# [Dataset records]

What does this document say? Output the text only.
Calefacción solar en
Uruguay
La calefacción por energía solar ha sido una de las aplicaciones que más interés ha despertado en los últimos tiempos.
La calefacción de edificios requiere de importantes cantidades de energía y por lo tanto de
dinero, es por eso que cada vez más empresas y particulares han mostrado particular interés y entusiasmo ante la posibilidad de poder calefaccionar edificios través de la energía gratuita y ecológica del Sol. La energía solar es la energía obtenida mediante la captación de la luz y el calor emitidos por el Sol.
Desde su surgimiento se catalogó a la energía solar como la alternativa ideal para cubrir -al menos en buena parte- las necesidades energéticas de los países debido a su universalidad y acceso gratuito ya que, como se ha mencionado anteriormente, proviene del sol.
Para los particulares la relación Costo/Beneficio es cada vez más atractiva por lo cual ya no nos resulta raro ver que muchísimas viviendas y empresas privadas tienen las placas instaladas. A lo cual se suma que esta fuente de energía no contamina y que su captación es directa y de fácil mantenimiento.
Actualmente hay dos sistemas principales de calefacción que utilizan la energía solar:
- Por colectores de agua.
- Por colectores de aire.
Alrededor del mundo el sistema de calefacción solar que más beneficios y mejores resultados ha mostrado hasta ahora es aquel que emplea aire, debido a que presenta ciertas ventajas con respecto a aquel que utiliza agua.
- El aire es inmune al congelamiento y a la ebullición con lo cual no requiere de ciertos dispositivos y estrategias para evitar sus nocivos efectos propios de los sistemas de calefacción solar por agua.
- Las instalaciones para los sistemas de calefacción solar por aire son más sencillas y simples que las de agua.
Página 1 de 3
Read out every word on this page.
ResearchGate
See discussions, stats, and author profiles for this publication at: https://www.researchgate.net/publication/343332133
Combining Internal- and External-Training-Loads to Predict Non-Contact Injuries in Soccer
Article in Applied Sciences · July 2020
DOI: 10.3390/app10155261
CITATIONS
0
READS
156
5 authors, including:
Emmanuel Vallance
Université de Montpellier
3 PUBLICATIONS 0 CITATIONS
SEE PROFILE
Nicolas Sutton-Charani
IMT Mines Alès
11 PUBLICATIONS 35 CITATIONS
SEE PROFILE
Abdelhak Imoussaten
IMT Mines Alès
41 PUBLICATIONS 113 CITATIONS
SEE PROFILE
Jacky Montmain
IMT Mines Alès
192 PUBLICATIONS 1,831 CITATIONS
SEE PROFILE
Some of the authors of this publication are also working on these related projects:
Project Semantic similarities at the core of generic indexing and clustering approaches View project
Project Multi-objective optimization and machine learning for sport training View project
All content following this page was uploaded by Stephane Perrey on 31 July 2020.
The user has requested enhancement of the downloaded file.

# [Exercise details]
What is the number of lines in this listing that contain the word "solar"? Answer with that number and nothing else.

# [Final result]
8